■ **Objective**: Print only the line with "Give me a plain-text" and the lines after it, ending with the last line of the material, each exactly as it stands.

((

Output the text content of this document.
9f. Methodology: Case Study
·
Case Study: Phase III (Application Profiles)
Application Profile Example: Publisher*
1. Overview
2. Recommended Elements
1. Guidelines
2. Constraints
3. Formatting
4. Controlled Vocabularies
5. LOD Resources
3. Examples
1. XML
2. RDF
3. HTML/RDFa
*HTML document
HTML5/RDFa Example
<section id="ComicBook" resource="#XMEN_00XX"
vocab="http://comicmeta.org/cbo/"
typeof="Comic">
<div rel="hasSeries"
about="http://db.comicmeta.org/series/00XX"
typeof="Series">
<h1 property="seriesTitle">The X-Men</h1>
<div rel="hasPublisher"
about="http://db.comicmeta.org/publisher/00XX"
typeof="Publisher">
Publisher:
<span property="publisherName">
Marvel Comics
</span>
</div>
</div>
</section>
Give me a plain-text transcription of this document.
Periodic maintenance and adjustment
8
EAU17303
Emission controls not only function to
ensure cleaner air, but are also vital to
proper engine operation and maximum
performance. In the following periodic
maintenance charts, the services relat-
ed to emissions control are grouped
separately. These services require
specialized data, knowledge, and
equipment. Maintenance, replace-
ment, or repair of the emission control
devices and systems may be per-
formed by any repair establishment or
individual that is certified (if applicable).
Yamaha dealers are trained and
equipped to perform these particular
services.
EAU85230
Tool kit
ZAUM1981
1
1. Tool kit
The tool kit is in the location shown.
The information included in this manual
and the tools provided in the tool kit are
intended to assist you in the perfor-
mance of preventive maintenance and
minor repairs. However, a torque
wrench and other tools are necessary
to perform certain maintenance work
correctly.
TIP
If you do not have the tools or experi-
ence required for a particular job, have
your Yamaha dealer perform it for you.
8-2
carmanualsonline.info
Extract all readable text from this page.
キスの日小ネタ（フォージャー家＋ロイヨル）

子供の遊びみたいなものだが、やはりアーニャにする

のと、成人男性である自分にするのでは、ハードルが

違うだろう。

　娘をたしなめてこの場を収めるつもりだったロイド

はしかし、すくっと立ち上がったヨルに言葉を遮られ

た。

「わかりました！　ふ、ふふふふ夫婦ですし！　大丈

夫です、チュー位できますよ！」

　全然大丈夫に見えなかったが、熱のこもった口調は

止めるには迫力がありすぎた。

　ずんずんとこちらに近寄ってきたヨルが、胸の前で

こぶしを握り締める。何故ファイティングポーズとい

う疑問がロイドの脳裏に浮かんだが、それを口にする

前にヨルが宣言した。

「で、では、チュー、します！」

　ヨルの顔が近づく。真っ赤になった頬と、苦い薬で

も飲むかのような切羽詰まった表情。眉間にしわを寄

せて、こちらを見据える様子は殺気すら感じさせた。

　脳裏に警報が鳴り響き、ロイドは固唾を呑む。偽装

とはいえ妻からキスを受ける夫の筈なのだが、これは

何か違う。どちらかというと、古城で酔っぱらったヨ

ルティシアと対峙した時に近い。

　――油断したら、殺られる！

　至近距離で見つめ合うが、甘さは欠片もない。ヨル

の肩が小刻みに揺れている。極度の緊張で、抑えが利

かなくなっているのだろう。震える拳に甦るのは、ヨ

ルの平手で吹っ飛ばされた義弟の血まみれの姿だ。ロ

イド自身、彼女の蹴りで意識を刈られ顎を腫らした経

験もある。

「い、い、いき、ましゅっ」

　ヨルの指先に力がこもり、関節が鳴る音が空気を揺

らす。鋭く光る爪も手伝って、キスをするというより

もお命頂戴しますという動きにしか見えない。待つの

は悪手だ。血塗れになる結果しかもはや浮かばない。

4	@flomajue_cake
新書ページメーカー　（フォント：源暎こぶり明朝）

))

■ **Result of the task**:
Give me a plain-text transcription of this document.
Periodic maintenance and adjustment
8
EAU17303
Emission controls not only function to
ensure cleaner air, but are also vital to
proper engine operation and maximum
performance. In the following periodic
maintenance charts, the services relat-
ed to emissions control are grouped
separately. These services require
specialized data, knowledge, and
equipment. Maintenance, replace-
ment, or repair of the emission control
devices and systems may be per-
formed by any repair establishment or
individual that is certified (if applicable).
Yamaha dealers are trained and
equipped to perform these particular
services.
EAU85230
Tool kit
ZAUM1981
1
1. Tool kit
The tool kit is in the location shown.
The information included in this manual
and the tools provided in the tool kit are
intended to assist you in the perfor-
mance of preventive maintenance and
minor repairs. However, a torque
wrench and other tools are necessary
to perform certain maintenance work
correctly.
TIP
If you do not have the tools or experi-
ence required for a particular job, have
your Yamaha dealer perform it for you.
8-2
carmanualsonline.info
Extract all readable text from this page.
キスの日小ネタ（フォージャー家＋ロイヨル）

子供の遊びみたいなものだが、やはりアーニャにする

のと、成人男性である自分にするのでは、ハードルが

違うだろう。

　娘をたしなめてこの場を収めるつもりだったロイド

はしかし、すくっと立ち上がったヨルに言葉を遮られ

た。

「わかりました！　ふ、ふふふふ夫婦ですし！　大丈

夫です、チュー位できますよ！」

　全然大丈夫に見えなかったが、熱のこもった口調は

止めるには迫力がありすぎた。

　ずんずんとこちらに近寄ってきたヨルが、胸の前で

こぶしを握り締める。何故ファイティングポーズとい

う疑問がロイドの脳裏に浮かんだが、それを口にする

前にヨルが宣言した。

「で、では、チュー、します！」

　ヨルの顔が近づく。真っ赤になった頬と、苦い薬で

も飲むかのような切羽詰まった表情。眉間にしわを寄

せて、こちらを見据える様子は殺気すら感じさせた。

　脳裏に警報が鳴り響き、ロイドは固唾を呑む。偽装

とはいえ妻からキスを受ける夫の筈なのだが、これは

何か違う。どちらかというと、古城で酔っぱらったヨ

ルティシアと対峙した時に近い。

　――油断したら、殺られる！

　至近距離で見つめ合うが、甘さは欠片もない。ヨル

の肩が小刻みに揺れている。極度の緊張で、抑えが利

かなくなっているのだろう。震える拳に甦るのは、ヨ

ルの平手で吹っ飛ばされた義弟の血まみれの姿だ。ロ

イド自身、彼女の蹴りで意識を刈られ顎を腫らした経

験もある。

「い、い、いき、ましゅっ」

　ヨルの指先に力がこもり、関節が鳴る音が空気を揺

らす。鋭く光る爪も手伝って、キスをするというより

もお命頂戴しますという動きにしか見えない。待つの

は悪手だ。血塗れになる結果しかもはや浮かばない。

4	@flomajue_cake
新書ページメーカー　（フォント：源暎こぶり明朝）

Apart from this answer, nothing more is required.